SHORT EXERCISE: Collect every line that includes the string "stomatologa".

Stored records:
··········

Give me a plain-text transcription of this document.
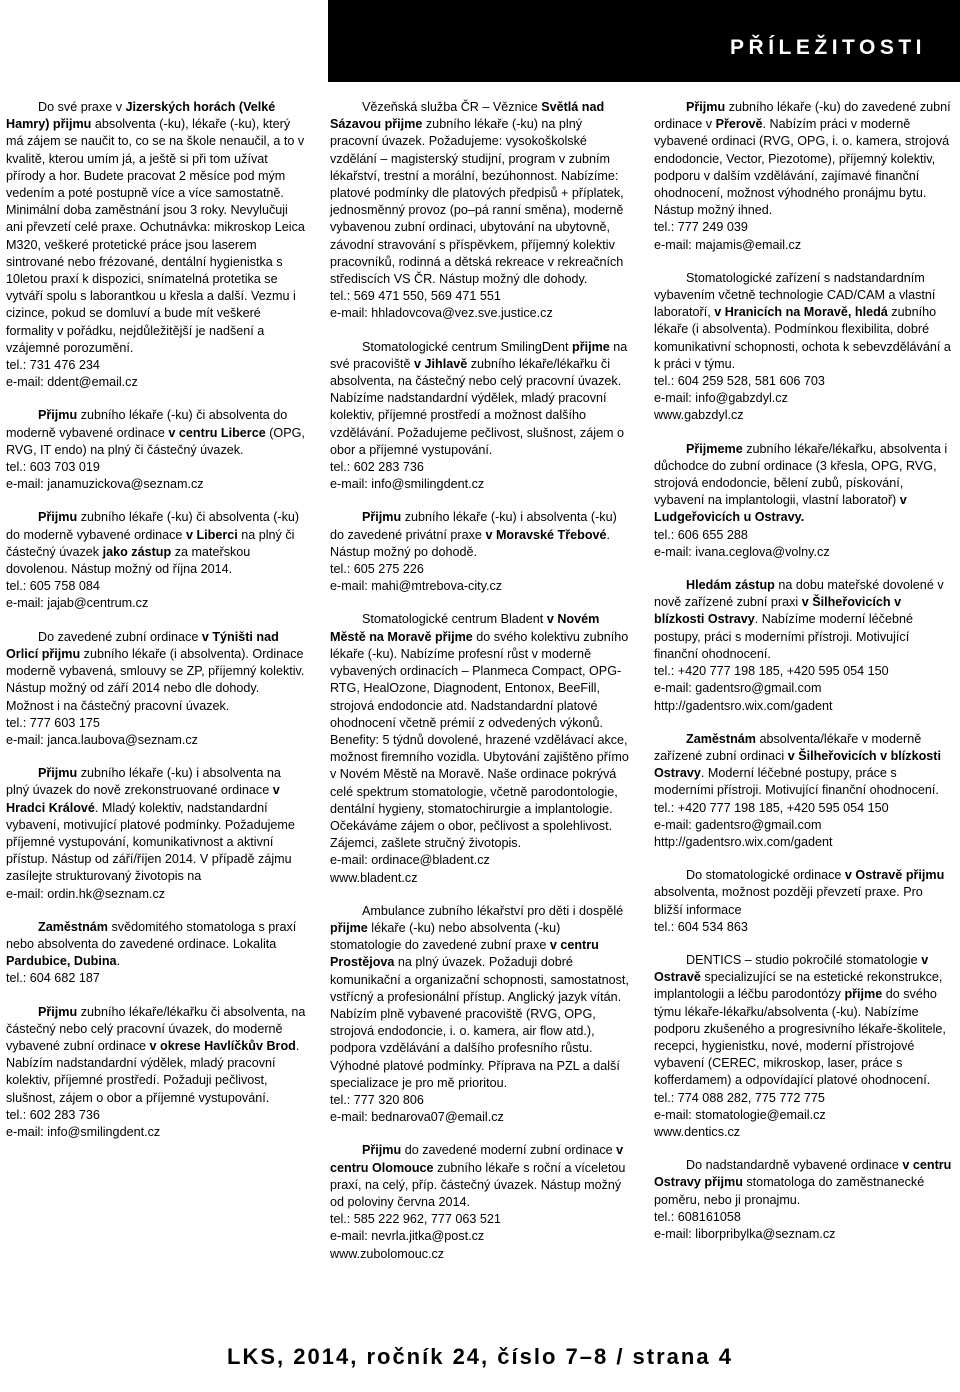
PŘÍLEŽITOSTI

Do své praxe v Jizerských horách (Velké Hamry) přijmu absolventa (-ku), lékaře (-ku), který má zájem se naučit to, co se na škole nenaučil, a to v kvalitě, kterou umím já, a ještě si při tom užívat přírody a hor. Budete pracovat 2 měsíce pod mým vedením a poté postupně více a více samostatně. Minimální doba zaměstnání jsou 3 roky. Nevylučuji ani převzetí celé praxe. Ochutnávka: mikroskop Leica M320, veškeré protetické práce jsou laserem sintrované nebo frézované, dentální hygienistka s 10letou praxí k dispozici, snímatelná protetika se vytváří spolu s laborantkou u křesla a další. Vezmu i cizince, pokud se domluví a bude mít veškeré formality v pořádku, nejdůležitější je nadšení a vzájemné porozumění.

tel.: 731 476 234
e-mail: ddent@email.cz

Přijmu zubního lékaře (-ku) či absolventa do moderně vybavené ordinace v centru Liberce (OPG, RVG, IT endo) na plný či částečný úvazek.

tel.: 603 703 019
e-mail: janamuzickova@seznam.cz

Přijmu zubního lékaře (-ku) či absolventa (-ku) do moderně vybavené ordinace v Liberci na plný či částečný úvazek jako zástup za mateřskou dovolenou. Nástup možný od října 2014.

tel.: 605 758 084
e-mail: jajab@centrum.cz

Do zavedené zubní ordinace v Týništi nad Orlicí přijmu zubního lékaře (i absolventa). Ordinace moderně vybavená, smlouvy se ZP, příjemný kolektiv. Nástup možný od září 2014 nebo dle dohody. Možnost i na částečný pracovní úvazek.

tel.: 777 603 175
e-mail: janca.laubova@seznam.cz

Přijmu zubního lékaře (-ku) i absolventa na plný úvazek do nově zrekonstruované ordinace v Hradci Králové. Mladý kolektiv, nadstandardní vybavení, motivující platové podmínky. Požadujeme příjemné vystupování, komunikativnost a aktivní přístup. Nástup od září/říjen 2014. V případě zájmu zasílejte strukturovaný životopis na

e-mail: ordin.hk@seznam.cz

Zaměstnám svědomitého stomatologa s praxí nebo absolventa do zavedené ordinace. Lokalita Pardubice, Dubina.

tel.: 604 682 187

Přijmu zubního lékaře/lékařku či absolventa, na částečný nebo celý pracovní úvazek, do moderně vybavené zubní ordinace v okrese Havlíčkův Brod. Nabízím nadstandardní výdělek, mladý pracovní kolektiv, příjemné prostředí. Požaduji pečlivost, slušnost, zájem o obor a příjemné vystupování.

tel.: 602 283 736
e-mail: info@smilingdent.cz

Vězeňská služba ČR – Věznice Světlá nad Sázavou přijme zubního lékaře (-ku) na plný pracovní úvazek. Požadujeme: vysokoškolské vzdělání – magisterský studijní, program v zubním lékařství, trestní a morální, bezúhonnost. Nabízíme: platové podmínky dle platových předpisů + příplatek, jednosměnný provoz (po–pá ranní směna), moderně vybavenou zubní ordinaci, ubytování na ubytovně, závodní stravování s příspěvkem, příjemný kolektiv pracovníků, rodinná a dětská rekreace v rekreačních střediscích VS ČR. Nástup možný dle dohody.

tel.: 569 471 550, 569 471 551
e-mail: hhladovcova@vez.sve.justice.cz

Stomatologické centrum SmilingDent přijme na své pracoviště v Jihlavě zubního lékaře/lékařku či absolventa, na částečný nebo celý pracovní úvazek. Nabízíme nadstandardní výdělek, mladý pracovní kolektiv, příjemné prostředí a možnost dalšího vzdělávání. Požadujeme pečlivost, slušnost, zájem o obor a příjemné vystupování.

tel.: 602 283 736
e-mail: info@smilingdent.cz

Přijmu zubního lékaře (-ku) i absolventa (-ku) do zavedené privátní praxe v Moravské Třebové. Nástup možný po dohodě.

tel.: 605 275 226
e-mail: mahi@mtrebova-city.cz

Stomatologické centrum Bladent v Novém Městě na Moravě přijme do svého kolektivu zubního lékaře (-ku). Nabízíme profesní růst v moderně vybavených ordinacích – Planmeca Compact, OPG-RTG, HealOzone, Diagnodent, Entonox, BeeFill, strojová endodoncie atd. Nadstandardní platové ohodnocení včetně prémií z odvedených výkonů. Benefity: 5 týdnů dovolené, hrazené vzdělávací akce, možnost firemního vozidla. Ubytování zajištěno přímo v Novém Městě na Moravě. Naše ordinace pokrývá celé spektrum stomatologie, včetně parodontologie, dentální hygieny, stomatochirurgie a implantologie. Očekáváme zájem o obor, pečlivost a spolehlivost. Zájemci, zašlete stručný životopis.

e-mail: ordinace@bladent.cz
www.bladent.cz

Ambulance zubního lékařství pro děti i dospělé přijme lékaře (-ku) nebo absolventa (-ku) stomatologie do zavedené zubní praxe v centru Prostějova na plný úvazek. Požaduji dobré komunikační a organizační schopnosti, samostatnost, vstřícný a profesionální přístup. Anglický jazyk vítán. Nabízím plně vybavené pracoviště (RVG, OPG, strojová endodoncie, i. o. kamera, air flow atd.), podpora vzdělávání a dalšího profesního růstu. Výhodné platové podmínky. Příprava na PZL a další specializace je pro mě prioritou.

tel.: 777 320 806
e-mail: bednarova07@email.cz

Přijmu do zavedené moderní zubní ordinace v centru Olomouce zubního lékaře s roční a víceletou praxí, na celý, příp. částečný úvazek. Nástup možný od poloviny června 2014.

tel.: 585 222 962, 777 063 521
e-mail: nevrla.jitka@post.cz
www.zubolomouc.cz

Přijmu zubního lékaře (-ku) do zavedené zubní ordinace v Přerově. Nabízím práci v moderně vybavené ordinaci (RVG, OPG, i. o. kamera, strojová endodoncie, Vector, Piezotome), příjemný kolektiv, podporu v dalším vzdělávání, zajímavé finanční ohodnocení, možnost výhodného pronájmu bytu. Nástup možný ihned.

tel.: 777 249 039
e-mail: majamis@email.cz

Stomatologické zařízení s nadstandardním vybavením včetně technologie CAD/CAM a vlastní laboratoří, v Hranicích na Moravě, hledá zubního lékaře (i absolventa). Podmínkou flexibilita, dobré komunikativní schopnosti, ochota k sebevzdělávání a k práci v týmu.

tel.: 604 259 528, 581 606 703
e-mail: info@gabzdyl.cz
www.gabzdyl.cz

Přijmeme zubního lékaře/lékařku, absolventa i důchodce do zubní ordinace (3 křesla, OPG, RVG, strojová endodoncie, bělení zubů, pískování, vybavení na implantologii, vlastní laboratoř) v Ludgeřovicích u Ostravy.

tel.: 606 655 288
e-mail: ivana.ceglova@volny.cz

Hledám zástup na dobu mateřské dovolené v nově zařízené zubní praxi v Šilheřovicích v blízkosti Ostravy. Nabízíme moderní léčebné postupy, práci s moderními přístroji. Motivující finanční ohodnocení.

tel.: +420 777 198 185, +420 595 054 150
e-mail: gadentsro@gmail.com
http://gadentsro.wix.com/gadent

Zaměstnám absolventa/lékaře v moderně zařízené zubní ordinaci v Šilheřovicích v blízkosti Ostravy. Moderní léčebné postupy, práce s moderními přístroji. Motivující finanční ohodnocení.

tel.: +420 777 198 185, +420 595 054 150
e-mail: gadentsro@gmail.com
http://gadentsro.wix.com/gadent

Do stomatologické ordinace v Ostravě přijmu absolventa, možnost později převzetí praxe. Pro bližší informace

tel.: 604 534 863

DENTICS – studio pokročilé stomatologie v Ostravě specializující se na estetické rekonstrukce, implantologii a léčbu parodontózy přijme do svého týmu lékaře-lékařku/absolventa (-ku). Nabízíme podporu zkušeného a progresivního lékaře-školitele, recepci, hygienistku, nové, moderní přístrojové vybavení (CEREC, mikroskop, laser, práce s kofferdamem) a odpovídající platové ohodnocení.

tel.: 774 088 282, 775 772 775
e-mail: stomatologie@email.cz
www.dentics.cz

Do nadstandardně vybavené ordinace v centru Ostravy přijmu stomatologa do zaměstnanecké poměru, nebo ji pronajmu.

tel.: 608161058
e-mail: liborpribylka@seznam.cz
LKS, 2014, ročník 24, číslo 7–8 / strana 4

··········

ANSWER TO THE EXERCISE:
Zaměstnám svědomitého stomatologa s praxí nebo absolventa do zavedené ordinace. Lokalita Pardubice, Dubina.
Do nadstandardně vybavené ordinace v centru Ostravy přijmu stomatologa do zaměstnanecké poměru, nebo ji pronajmu.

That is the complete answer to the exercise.